_Opgave_: Pak alsjeblieft de draad op van de tekst hieronder over het wrakingsverzoek tegen raadsheer Lieber en schrijf verder na de laatste zin.

ECLI:NL:GHAMS:2024:3369
Gerechtshof Amsterdam
- Wraking
- Rechtspraak.nl
Wraking verzoekster tegen raadsheer in hoger beroep notariële zaak
In deze zaak heeft verzoekster een wrakingsverzoek ingediend tegen raadsheer mr. J.H. Lieber, die de hoofdzaak behandelde in hoger beroep tegen een vonnis van de Kamer voor het notariaat in Den Haag. De hoofdzaak betreft een klacht van verzoekster tegen notaris mr. [naam], die op 22 november 2023 ongegrond werd verklaard. Het wrakingsverzoek werd op 28 oktober 2024 ingediend, na een zitting op 24 oktober 2024. Verzoekster stelde dat de raadsheer haar tijdens de zitting voortdurend afkapte en de wederpartij meer gelegenheid gaf om te spreken. Ook claimde zij dat het beginsel van hoor en wederhoor was geschonden en dat de raadsheer onterecht een andere raadsheer de gelegenheid gaf om een voorlopig oordeel te geven over een niet-relevante kwestie.

_Gegevens_:
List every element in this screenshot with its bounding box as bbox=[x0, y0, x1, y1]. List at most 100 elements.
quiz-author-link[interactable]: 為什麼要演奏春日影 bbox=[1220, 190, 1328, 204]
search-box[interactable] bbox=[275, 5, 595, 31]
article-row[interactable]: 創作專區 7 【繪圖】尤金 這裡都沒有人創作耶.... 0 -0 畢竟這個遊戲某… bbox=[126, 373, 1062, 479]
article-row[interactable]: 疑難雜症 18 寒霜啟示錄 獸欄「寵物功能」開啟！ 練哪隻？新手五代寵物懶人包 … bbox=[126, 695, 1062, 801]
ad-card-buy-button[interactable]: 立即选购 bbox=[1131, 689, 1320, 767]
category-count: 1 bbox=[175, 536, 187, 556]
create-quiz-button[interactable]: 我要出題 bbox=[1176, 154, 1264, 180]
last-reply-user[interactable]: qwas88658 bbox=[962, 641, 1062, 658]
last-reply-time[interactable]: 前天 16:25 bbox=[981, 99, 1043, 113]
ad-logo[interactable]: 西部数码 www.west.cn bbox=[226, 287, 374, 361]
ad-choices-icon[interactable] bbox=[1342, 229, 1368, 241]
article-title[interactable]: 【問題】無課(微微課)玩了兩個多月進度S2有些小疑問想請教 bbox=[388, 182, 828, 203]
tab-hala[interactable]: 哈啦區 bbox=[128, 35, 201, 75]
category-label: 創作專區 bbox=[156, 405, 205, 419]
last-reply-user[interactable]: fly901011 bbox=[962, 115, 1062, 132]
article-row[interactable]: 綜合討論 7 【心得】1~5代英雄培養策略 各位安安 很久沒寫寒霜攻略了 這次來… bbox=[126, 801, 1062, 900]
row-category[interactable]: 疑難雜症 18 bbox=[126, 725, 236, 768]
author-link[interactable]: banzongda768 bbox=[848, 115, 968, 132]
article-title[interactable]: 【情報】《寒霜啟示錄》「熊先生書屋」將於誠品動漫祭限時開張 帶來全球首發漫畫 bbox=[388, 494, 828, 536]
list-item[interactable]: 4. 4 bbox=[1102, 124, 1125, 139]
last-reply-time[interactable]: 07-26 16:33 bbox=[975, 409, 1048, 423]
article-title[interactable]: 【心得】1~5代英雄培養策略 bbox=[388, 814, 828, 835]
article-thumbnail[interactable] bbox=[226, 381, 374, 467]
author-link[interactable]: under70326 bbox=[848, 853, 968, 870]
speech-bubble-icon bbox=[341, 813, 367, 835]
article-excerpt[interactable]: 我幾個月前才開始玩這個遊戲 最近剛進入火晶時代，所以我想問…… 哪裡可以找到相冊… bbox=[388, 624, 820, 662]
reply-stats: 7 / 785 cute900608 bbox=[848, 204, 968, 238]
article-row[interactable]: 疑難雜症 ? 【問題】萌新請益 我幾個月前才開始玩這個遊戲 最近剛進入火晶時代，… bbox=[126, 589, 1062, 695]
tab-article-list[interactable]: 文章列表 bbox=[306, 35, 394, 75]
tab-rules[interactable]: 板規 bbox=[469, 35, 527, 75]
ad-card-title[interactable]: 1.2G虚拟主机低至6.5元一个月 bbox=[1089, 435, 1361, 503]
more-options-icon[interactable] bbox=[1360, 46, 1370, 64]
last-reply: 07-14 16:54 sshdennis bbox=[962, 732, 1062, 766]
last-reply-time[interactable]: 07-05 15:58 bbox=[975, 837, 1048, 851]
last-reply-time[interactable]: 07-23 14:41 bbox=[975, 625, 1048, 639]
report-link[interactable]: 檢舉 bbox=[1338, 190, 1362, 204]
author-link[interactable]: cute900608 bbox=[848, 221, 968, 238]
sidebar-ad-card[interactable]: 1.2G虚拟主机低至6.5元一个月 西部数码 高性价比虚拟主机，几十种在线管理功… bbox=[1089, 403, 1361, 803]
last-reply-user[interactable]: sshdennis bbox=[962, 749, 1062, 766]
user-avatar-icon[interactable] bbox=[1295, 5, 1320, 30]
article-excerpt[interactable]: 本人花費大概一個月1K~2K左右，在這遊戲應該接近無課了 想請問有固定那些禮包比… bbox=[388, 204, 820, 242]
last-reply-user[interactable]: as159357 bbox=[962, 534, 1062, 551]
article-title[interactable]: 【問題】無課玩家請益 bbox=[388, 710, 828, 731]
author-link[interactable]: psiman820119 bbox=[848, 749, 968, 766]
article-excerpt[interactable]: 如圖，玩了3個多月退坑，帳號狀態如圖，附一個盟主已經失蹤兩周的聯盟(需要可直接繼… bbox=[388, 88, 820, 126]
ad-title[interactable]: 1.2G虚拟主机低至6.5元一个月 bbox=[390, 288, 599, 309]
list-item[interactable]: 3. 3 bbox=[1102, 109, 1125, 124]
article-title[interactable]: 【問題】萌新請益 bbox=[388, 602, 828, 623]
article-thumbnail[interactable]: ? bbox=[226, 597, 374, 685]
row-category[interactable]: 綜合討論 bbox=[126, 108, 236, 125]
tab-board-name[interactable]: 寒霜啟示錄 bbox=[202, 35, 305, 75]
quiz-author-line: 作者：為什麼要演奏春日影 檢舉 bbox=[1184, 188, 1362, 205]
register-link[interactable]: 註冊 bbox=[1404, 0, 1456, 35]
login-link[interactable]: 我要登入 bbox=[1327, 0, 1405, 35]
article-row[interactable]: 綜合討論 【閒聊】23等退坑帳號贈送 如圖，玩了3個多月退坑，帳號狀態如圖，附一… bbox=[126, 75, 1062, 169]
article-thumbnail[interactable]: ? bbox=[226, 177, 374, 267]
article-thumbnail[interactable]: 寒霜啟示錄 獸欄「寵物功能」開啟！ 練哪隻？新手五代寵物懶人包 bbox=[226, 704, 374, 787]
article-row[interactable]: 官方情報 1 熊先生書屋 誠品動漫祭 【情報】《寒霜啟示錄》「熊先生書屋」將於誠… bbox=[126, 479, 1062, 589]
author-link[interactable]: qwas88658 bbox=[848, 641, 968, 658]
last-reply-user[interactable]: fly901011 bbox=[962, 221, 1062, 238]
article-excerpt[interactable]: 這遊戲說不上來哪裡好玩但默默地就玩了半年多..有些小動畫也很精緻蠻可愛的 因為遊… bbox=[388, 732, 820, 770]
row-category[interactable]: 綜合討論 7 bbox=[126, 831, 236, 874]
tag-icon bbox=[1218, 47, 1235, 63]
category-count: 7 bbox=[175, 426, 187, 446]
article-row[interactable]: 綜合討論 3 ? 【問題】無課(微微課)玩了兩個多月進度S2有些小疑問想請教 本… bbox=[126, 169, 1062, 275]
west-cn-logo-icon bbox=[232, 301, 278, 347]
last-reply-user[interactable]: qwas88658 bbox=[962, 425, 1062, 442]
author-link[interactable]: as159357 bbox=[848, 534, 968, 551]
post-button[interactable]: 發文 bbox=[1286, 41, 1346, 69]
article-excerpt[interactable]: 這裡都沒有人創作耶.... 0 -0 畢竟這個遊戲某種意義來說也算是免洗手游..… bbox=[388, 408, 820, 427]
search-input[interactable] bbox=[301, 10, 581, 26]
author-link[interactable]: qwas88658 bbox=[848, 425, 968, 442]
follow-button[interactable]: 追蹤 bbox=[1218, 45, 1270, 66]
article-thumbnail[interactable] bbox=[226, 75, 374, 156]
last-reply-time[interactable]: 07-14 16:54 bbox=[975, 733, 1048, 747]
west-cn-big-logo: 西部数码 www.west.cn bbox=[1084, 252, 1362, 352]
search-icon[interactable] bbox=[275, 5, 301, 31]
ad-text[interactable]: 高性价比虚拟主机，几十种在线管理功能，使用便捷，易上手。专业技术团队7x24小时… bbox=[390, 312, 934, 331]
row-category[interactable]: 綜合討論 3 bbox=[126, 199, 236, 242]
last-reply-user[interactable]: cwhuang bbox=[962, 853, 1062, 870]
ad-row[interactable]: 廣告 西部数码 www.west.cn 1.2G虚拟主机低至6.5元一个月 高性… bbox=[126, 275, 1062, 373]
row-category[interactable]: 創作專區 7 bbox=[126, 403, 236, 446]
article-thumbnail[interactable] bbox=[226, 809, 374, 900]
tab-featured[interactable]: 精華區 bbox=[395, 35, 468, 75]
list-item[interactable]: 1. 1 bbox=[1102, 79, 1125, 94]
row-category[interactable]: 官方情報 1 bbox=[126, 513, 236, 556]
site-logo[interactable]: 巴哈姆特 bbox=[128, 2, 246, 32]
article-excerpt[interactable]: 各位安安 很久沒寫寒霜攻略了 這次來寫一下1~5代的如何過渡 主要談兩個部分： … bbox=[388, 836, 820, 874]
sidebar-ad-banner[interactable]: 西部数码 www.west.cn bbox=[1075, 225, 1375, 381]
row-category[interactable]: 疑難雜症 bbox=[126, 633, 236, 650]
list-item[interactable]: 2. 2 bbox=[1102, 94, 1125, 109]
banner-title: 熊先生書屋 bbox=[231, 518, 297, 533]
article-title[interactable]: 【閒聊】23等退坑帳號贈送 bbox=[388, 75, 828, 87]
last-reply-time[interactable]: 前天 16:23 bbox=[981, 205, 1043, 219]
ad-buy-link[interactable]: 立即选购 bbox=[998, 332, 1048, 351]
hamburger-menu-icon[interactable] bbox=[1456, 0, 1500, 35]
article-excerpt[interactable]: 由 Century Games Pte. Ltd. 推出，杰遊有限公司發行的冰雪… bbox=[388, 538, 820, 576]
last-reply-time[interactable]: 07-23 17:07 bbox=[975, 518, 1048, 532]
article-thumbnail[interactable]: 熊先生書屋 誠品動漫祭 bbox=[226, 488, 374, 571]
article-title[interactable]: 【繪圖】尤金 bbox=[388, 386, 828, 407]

_Antwoord_:
De raadsheer heeft in zijn schriftelijke reactie op het wrakingsverzoek aangegeven dat het verzoek niet tijdig was ingediend en dat de door verzoekster aangevoerde klachten geen feiten of omstandigheden zijn die de rechterlijke onpartijdigheid in gevaar zouden kunnen brengen. De wrakingskamer heeft het verzoek op 2 december 2024 in het openbaar behandeld. De wrakingskamer oordeelde dat het verzoek tot wraking ongegrond was, omdat de aangevoerde gronden niet voldoende waren om aan te nemen dat de raadsheer vooringenomen was. De wrakingskamer concludeerde dat de procedure correct was verlopen en dat verzoekster voldoende gelegenheid had gekregen om haar standpunt naar voren te brengen.